What is required:
Take the material below and write it all out again exactly.

Provided records:
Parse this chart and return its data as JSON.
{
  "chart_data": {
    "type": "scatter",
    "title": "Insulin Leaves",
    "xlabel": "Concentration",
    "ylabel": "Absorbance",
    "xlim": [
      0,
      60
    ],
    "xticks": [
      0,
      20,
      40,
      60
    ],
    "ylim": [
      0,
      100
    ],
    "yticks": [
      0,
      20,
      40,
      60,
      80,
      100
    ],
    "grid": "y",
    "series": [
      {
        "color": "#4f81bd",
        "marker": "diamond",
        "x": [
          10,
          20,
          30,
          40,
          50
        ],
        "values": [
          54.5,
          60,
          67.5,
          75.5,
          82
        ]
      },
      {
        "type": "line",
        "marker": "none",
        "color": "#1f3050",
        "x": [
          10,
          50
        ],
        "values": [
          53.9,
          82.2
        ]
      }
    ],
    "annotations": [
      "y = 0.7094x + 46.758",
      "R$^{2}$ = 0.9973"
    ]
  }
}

Response for this exercise:
Parse this chart and return its data as JSON.
{
  "chart_data": {
    "type": "scatter",
    "title": "Insulin Leaves",
    "xlabel": "Concentration",
    "ylabel": "Absorbance",
    "xlim": [
      0,
      60
    ],
    "xticks": [
      0,
      20,
      40,
      60
    ],
    "ylim": [
      0,
      100
    ],
    "yticks": [
      0,
      20,
      40,
      60,
      80,
      100
    ],
    "grid": "y",
    "series": [
      {
        "color": "#4f81bd",
        "marker": "diamond",
        "x": [
          10,
          20,
          30,
          40,
          50
        ],
        "values": [
          54.5,
          60,
          67.5,
          75.5,
          82
        ]
      },
      {
        "type": "line",
        "marker": "none",
        "color": "#1f3050",
        "x": [
          10,
          50
        ],
        "values": [
          53.9,
          82.2
        ]
      }
    ],
    "annotations": [
      "y = 0.7094x + 46.758",
      "R$^{2}$ = 0.9973"
    ]
  }
}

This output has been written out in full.